Record excerpts.
════
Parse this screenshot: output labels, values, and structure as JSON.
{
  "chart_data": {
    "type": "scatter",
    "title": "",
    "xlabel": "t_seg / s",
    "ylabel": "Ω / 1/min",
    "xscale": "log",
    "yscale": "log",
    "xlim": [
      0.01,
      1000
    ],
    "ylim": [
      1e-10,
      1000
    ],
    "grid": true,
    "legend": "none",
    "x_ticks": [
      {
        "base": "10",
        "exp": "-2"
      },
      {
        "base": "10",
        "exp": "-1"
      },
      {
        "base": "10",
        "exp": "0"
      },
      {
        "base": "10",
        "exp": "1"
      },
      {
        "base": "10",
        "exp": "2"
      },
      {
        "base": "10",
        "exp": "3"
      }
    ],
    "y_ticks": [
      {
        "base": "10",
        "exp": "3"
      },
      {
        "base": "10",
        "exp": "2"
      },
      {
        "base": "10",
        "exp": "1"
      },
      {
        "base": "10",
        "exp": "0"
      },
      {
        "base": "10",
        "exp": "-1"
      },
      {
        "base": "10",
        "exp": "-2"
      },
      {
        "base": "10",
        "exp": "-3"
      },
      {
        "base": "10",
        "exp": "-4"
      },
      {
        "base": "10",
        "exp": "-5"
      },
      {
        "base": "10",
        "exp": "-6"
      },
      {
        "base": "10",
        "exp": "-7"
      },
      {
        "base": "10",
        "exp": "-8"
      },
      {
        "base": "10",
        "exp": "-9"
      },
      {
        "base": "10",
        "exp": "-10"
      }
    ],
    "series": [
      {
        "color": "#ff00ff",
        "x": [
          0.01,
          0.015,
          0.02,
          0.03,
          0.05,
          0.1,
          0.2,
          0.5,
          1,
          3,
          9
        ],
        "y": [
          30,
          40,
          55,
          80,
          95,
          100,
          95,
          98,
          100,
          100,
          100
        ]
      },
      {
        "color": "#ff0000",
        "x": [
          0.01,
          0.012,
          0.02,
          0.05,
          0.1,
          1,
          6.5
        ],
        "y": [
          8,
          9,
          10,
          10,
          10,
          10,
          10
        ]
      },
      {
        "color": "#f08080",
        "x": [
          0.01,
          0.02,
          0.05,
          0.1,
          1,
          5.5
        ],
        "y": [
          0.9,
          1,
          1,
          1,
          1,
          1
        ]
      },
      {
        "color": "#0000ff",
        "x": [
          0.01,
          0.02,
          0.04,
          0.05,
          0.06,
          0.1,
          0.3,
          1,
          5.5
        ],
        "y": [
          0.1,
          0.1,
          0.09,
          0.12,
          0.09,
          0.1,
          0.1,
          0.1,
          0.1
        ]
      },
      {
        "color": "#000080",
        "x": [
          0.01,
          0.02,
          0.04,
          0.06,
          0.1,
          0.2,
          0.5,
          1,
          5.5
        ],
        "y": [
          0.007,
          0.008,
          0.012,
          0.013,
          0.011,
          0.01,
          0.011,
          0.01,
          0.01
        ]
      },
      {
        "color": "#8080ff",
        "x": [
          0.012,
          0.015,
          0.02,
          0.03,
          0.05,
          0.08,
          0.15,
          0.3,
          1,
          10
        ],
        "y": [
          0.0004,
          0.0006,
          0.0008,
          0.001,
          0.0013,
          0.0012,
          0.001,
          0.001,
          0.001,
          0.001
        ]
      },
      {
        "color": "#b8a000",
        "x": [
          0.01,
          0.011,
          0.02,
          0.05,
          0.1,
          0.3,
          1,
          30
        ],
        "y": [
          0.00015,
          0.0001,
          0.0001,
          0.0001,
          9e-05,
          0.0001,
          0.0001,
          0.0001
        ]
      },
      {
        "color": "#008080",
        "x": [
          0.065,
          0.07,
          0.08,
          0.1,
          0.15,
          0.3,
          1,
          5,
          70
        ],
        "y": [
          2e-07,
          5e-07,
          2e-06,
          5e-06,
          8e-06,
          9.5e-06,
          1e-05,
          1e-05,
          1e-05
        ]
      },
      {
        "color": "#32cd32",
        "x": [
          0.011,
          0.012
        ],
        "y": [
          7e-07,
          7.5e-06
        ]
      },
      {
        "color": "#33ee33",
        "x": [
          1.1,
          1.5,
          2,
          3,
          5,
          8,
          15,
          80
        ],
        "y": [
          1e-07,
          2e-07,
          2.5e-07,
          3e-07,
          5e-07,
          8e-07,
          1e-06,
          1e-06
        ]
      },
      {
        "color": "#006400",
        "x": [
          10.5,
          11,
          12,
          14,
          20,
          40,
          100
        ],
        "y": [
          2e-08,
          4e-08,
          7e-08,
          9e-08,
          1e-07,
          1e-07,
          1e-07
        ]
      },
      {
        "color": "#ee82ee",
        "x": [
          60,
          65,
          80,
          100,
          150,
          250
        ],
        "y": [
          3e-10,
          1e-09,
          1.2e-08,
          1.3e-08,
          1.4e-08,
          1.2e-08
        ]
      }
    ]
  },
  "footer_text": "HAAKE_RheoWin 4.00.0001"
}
════
Request.
Among the lines of the listing, how many hold the string "color"? Respond with only the number.

Exercise response.
12